• _EXERCISE INPUT_
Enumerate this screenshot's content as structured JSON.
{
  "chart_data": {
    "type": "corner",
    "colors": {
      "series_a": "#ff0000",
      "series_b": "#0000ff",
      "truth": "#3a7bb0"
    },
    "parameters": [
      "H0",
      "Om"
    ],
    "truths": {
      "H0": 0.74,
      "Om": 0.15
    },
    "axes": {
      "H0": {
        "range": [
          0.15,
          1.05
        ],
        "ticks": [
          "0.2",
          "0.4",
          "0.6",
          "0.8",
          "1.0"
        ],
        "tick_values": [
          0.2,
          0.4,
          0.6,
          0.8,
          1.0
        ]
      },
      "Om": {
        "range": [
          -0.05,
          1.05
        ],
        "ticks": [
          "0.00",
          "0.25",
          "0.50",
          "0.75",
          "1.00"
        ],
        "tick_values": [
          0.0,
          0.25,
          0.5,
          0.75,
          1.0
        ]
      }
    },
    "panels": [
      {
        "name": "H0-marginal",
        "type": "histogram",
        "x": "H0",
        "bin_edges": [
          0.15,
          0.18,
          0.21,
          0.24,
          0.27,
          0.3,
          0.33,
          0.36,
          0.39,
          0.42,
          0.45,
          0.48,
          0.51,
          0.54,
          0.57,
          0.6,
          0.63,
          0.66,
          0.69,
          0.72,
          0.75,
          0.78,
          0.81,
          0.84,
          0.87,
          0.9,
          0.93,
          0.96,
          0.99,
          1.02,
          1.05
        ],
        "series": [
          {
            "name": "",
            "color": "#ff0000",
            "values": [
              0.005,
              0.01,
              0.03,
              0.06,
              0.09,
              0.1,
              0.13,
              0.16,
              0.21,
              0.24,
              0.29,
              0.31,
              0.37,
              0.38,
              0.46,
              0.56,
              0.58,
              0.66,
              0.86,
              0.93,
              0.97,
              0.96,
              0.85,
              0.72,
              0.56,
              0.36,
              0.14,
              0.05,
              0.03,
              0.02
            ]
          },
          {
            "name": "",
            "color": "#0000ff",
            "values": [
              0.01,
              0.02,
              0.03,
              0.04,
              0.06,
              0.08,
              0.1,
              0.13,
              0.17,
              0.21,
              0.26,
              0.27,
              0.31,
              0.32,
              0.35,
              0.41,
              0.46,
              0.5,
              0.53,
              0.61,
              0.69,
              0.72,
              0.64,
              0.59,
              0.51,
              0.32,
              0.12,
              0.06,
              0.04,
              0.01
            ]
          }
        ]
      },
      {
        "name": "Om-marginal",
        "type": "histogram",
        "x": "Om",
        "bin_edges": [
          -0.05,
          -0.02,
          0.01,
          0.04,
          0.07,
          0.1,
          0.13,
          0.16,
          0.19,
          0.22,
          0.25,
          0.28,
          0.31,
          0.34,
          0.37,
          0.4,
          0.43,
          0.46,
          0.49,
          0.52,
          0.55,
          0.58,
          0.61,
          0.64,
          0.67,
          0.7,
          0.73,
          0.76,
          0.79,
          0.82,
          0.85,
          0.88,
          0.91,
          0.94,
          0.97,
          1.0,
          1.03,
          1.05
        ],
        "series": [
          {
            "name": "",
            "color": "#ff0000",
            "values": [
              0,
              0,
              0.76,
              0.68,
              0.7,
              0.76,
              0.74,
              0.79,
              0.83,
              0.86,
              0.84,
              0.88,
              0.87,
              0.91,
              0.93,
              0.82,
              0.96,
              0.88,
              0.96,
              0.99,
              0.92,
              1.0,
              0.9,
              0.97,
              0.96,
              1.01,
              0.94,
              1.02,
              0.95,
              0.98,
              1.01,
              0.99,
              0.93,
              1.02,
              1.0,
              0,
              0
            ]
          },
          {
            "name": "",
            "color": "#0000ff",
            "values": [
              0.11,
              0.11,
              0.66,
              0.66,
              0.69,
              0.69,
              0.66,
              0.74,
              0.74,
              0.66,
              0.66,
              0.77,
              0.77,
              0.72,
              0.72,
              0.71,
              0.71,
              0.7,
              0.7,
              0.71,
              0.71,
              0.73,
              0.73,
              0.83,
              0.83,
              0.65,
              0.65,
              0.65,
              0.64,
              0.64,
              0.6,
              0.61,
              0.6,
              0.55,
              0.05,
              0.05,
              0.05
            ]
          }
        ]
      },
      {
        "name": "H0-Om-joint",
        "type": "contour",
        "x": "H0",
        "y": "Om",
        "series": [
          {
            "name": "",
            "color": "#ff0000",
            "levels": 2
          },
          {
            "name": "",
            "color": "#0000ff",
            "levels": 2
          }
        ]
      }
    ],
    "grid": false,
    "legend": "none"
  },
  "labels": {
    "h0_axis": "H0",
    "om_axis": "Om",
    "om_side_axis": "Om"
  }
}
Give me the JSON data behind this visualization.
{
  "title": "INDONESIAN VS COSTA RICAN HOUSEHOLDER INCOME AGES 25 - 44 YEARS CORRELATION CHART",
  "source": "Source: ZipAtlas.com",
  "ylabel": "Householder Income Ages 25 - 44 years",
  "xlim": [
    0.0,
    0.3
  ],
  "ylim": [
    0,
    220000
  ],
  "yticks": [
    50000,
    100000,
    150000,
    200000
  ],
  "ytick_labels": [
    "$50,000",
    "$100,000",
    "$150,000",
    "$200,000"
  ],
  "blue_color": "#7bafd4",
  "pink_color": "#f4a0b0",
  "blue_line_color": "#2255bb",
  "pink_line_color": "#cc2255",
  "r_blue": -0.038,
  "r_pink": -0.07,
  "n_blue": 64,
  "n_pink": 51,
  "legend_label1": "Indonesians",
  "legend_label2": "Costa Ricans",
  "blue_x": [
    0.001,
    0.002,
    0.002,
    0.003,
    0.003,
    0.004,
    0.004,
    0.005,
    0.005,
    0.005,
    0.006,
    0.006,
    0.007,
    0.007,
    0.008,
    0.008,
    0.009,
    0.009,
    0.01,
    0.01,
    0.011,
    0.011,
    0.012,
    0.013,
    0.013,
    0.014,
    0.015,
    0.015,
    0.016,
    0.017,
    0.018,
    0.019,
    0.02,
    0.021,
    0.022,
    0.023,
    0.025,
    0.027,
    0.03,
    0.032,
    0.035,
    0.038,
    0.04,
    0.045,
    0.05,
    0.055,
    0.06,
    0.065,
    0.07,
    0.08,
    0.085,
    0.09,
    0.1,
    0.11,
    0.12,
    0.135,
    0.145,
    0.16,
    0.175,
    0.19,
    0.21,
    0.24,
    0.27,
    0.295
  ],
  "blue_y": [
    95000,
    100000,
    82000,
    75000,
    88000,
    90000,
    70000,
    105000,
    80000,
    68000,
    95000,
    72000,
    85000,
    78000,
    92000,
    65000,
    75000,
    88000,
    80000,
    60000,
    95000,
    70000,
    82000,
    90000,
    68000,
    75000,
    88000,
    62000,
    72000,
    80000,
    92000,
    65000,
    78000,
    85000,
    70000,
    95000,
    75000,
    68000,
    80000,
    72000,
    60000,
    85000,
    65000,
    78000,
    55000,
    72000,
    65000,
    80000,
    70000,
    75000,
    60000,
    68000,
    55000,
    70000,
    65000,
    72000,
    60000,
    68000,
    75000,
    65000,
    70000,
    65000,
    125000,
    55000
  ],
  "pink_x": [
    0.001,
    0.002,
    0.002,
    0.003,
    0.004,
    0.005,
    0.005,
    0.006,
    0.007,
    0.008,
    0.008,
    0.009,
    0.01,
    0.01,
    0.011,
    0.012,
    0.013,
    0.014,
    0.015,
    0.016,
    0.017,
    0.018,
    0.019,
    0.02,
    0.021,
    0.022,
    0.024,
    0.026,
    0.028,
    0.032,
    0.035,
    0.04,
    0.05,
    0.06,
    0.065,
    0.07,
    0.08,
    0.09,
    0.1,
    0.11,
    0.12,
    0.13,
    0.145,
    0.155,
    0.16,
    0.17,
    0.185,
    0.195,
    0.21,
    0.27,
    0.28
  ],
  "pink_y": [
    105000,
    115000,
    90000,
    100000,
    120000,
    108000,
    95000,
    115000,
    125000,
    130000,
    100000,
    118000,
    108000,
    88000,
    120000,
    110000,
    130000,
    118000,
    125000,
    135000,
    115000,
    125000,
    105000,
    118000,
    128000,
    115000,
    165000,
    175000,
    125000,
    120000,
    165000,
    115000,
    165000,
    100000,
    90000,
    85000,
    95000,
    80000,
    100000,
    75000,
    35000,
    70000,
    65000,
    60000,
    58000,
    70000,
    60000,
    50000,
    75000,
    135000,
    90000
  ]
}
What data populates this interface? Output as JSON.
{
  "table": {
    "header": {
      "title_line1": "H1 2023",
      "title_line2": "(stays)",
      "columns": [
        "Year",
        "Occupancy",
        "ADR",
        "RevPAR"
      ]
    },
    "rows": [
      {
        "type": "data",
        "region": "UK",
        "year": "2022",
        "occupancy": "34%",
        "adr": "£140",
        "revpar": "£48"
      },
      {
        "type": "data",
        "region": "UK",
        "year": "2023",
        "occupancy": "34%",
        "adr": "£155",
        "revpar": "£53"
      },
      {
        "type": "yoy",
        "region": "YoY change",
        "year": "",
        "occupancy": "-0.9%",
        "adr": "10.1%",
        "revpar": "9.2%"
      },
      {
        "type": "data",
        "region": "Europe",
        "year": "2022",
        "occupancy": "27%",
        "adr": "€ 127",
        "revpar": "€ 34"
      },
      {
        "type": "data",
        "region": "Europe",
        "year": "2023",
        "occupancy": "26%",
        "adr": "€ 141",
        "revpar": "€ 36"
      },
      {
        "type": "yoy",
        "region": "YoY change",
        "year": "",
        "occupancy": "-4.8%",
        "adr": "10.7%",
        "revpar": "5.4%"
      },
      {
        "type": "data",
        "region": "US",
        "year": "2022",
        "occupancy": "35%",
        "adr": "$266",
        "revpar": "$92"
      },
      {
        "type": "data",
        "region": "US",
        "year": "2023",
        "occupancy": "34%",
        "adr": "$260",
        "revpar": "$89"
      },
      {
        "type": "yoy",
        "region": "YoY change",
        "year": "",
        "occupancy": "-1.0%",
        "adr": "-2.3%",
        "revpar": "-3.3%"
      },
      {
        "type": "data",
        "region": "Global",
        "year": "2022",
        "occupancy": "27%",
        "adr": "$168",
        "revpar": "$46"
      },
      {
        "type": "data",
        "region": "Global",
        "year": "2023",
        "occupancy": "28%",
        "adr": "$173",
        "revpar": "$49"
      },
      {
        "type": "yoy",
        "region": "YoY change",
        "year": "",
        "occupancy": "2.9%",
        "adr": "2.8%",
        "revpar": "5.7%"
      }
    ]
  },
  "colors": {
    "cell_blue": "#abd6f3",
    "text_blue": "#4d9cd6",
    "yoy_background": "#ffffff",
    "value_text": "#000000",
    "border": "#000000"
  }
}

• _YOUR GOAL_
Take each line containing the string "JSON" and copy it out.

• _RESULT OF THE EXERCISE_
Enumerate this screenshot's content as structured JSON.
Give me the JSON data behind this visualization.
What data populates this interface? Output as JSON.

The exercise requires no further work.